▶ Stored entries:
⁂
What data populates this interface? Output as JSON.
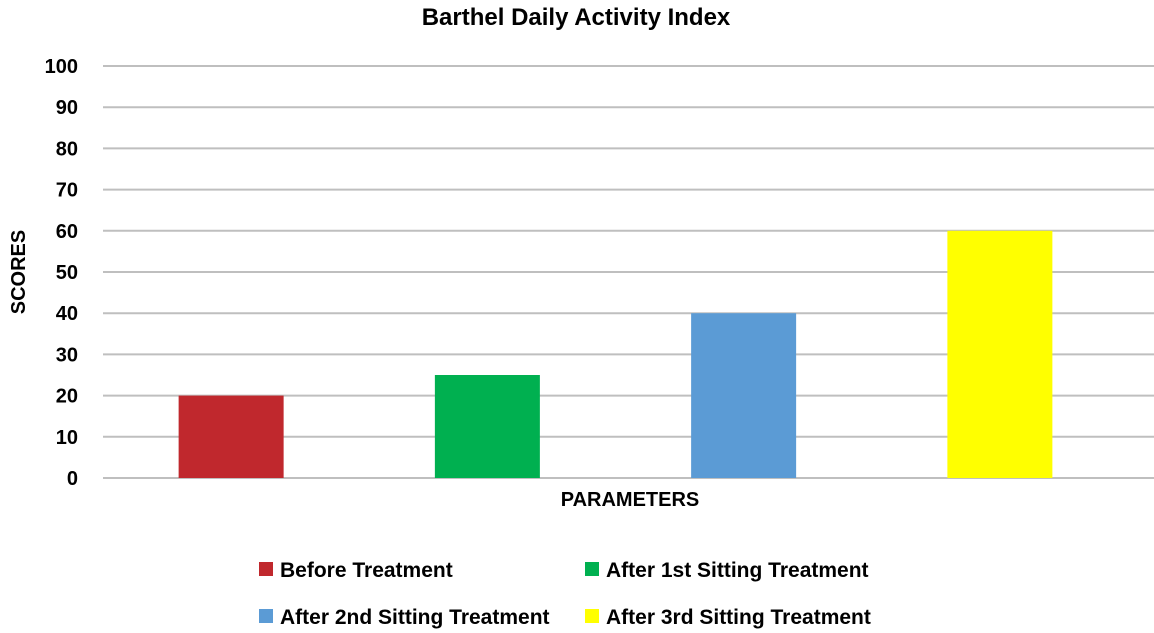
{
  "chart_data": {
    "type": "bar",
    "title": "Barthel Daily Activity Index",
    "xlabel": "PARAMETERS",
    "ylabel": "SCORES",
    "ylim": [
      0,
      100
    ],
    "ytick_step": 10,
    "grid": true,
    "legend_position": "bottom",
    "series": [
      {
        "name": "Before Treatment",
        "value": 20,
        "color": "#c0282d"
      },
      {
        "name": "After 1st Sitting Treatment",
        "value": 25,
        "color": "#00b050"
      },
      {
        "name": "After 2nd Sitting Treatment",
        "value": 40,
        "color": "#5b9bd5"
      },
      {
        "name": "After 3rd Sitting Treatment",
        "value": 60,
        "color": "#ffff00"
      }
    ]
  }
}
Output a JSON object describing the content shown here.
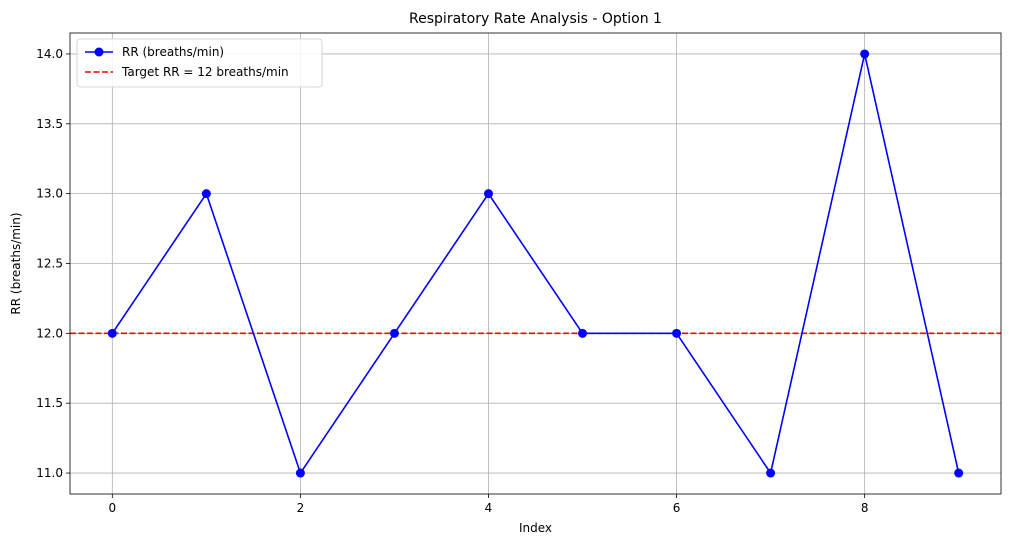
{
  "chart_data": {
    "type": "line",
    "title": "Respiratory Rate Analysis - Option 1",
    "xlabel": "Index",
    "ylabel": "RR (breaths/min)",
    "xlim": [
      -0.45,
      9.45
    ],
    "ylim": [
      10.85,
      14.15
    ],
    "xticks": [
      0,
      2,
      4,
      6,
      8
    ],
    "xtick_labels": [
      "0",
      "2",
      "4",
      "6",
      "8"
    ],
    "yticks": [
      11.0,
      11.5,
      12.0,
      12.5,
      13.0,
      13.5,
      14.0
    ],
    "ytick_labels": [
      "11.0",
      "11.5",
      "12.0",
      "12.5",
      "13.0",
      "13.5",
      "14.0"
    ],
    "grid": true,
    "legend_position": "upper-left",
    "series": [
      {
        "name": "RR (breaths/min)",
        "x": [
          0,
          1,
          2,
          3,
          4,
          5,
          6,
          7,
          8,
          9
        ],
        "values": [
          12,
          13,
          11,
          12,
          13,
          12,
          12,
          11,
          14,
          11
        ],
        "color": "#0000ff",
        "marker": "circle",
        "line_style": "solid"
      }
    ],
    "reference_lines": [
      {
        "name": "Target RR = 12 breaths/min",
        "orientation": "horizontal",
        "y": 12,
        "color": "#ff0000",
        "line_style": "dashed"
      }
    ]
  }
}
⁂
▶ OBJECTIVE: Copy the records above exactly. The pictures are not part of the copy.

▶ EXERCISE OUTPUT:
What data populates this interface? Output as JSON.
{
  "chart_data": {
    "type": "bar",
    "title": "Barthel Daily Activity Index",
    "xlabel": "PARAMETERS",
    "ylabel": "SCORES",
    "ylim": [
      0,
      100
    ],
    "ytick_step": 10,
    "grid": true,
    "legend_position": "bottom",
    "series": [
      {
        "name": "Before Treatment",
        "value": 20,
        "color": "#c0282d"
      },
      {
        "name": "After 1st Sitting Treatment",
        "value": 25,
        "color": "#00b050"
      },
      {
        "name": "After 2nd Sitting Treatment",
        "value": 40,
        "color": "#5b9bd5"
      },
      {
        "name": "After 3rd Sitting Treatment",
        "value": 60,
        "color": "#ffff00"
      }
    ]
  }
}
Output a JSON object describing the content shown here.
{
  "chart_data": {
    "type": "line",
    "title": "Respiratory Rate Analysis - Option 1",
    "xlabel": "Index",
    "ylabel": "RR (breaths/min)",
    "xlim": [
      -0.45,
      9.45
    ],
    "ylim": [
      10.85,
      14.15
    ],
    "xticks": [
      0,
      2,
      4,
      6,
      8
    ],
    "xtick_labels": [
      "0",
      "2",
      "4",
      "6",
      "8"
    ],
    "yticks": [
      11.0,
      11.5,
      12.0,
      12.5,
      13.0,
      13.5,
      14.0
    ],
    "ytick_labels": [
      "11.0",
      "11.5",
      "12.0",
      "12.5",
      "13.0",
      "13.5",
      "14.0"
    ],
    "grid": true,
    "legend_position": "upper-left",
    "series": [
      {
        "name": "RR (breaths/min)",
        "x": [
          0,
          1,
          2,
          3,
          4,
          5,
          6,
          7,
          8,
          9
        ],
        "values": [
          12,
          13,
          11,
          12,
          13,
          12,
          12,
          11,
          14,
          11
        ],
        "color": "#0000ff",
        "marker": "circle",
        "line_style": "solid"
      }
    ],
    "reference_lines": [
      {
        "name": "Target RR = 12 breaths/min",
        "orientation": "horizontal",
        "y": 12,
        "color": "#ff0000",
        "line_style": "dashed"
      }
    ]
  }
}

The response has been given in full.